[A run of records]
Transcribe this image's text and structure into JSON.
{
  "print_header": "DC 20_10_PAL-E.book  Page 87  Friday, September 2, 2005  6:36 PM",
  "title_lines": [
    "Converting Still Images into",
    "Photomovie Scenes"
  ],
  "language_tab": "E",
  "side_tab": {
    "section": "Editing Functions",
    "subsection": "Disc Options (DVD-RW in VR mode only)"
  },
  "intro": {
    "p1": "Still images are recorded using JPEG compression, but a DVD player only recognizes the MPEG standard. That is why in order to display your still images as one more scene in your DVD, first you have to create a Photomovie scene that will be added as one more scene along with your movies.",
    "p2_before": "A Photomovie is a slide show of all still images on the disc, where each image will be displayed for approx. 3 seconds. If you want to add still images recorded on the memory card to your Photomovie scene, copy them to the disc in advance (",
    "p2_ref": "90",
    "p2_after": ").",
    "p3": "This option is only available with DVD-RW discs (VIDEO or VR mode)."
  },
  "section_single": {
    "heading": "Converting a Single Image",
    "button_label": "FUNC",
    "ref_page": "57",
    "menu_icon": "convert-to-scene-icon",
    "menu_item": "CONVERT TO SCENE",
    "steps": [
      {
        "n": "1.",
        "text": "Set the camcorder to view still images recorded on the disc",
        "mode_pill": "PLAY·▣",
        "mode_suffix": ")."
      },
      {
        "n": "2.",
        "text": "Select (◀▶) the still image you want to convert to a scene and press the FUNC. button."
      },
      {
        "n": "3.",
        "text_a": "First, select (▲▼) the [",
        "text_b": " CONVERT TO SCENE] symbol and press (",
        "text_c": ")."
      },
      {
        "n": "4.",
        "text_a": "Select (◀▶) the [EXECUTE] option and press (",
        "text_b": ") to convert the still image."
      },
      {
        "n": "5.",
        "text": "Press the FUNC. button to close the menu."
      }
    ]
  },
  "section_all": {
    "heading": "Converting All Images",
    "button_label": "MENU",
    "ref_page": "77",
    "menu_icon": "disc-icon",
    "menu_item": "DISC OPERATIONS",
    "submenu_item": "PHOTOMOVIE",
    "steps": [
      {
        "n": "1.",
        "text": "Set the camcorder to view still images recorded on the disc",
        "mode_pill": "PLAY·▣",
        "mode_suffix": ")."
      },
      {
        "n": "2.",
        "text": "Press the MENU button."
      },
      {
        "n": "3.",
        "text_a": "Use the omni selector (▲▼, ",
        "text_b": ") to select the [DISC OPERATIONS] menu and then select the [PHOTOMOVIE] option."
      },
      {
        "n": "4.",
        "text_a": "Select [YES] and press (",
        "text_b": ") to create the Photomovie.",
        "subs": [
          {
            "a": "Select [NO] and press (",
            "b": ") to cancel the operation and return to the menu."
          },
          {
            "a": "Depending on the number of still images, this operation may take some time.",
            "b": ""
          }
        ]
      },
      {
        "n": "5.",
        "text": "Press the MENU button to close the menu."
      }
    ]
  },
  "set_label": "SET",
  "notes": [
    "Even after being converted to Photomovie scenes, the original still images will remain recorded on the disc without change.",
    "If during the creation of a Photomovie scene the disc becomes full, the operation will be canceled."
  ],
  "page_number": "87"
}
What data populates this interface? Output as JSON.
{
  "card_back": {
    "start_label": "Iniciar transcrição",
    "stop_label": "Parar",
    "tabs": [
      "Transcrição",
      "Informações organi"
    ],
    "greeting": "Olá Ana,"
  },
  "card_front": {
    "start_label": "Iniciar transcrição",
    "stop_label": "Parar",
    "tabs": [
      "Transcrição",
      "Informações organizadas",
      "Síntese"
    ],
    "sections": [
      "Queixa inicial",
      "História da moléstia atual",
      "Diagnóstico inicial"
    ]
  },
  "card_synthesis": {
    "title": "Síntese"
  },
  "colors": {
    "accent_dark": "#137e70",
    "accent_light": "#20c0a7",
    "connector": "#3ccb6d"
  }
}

• [WHAT YOU SHOULD DO] Determine the number of lines in the records that include the string "icon", and respond with that number only.

• [WRITTEN ANSWER] 2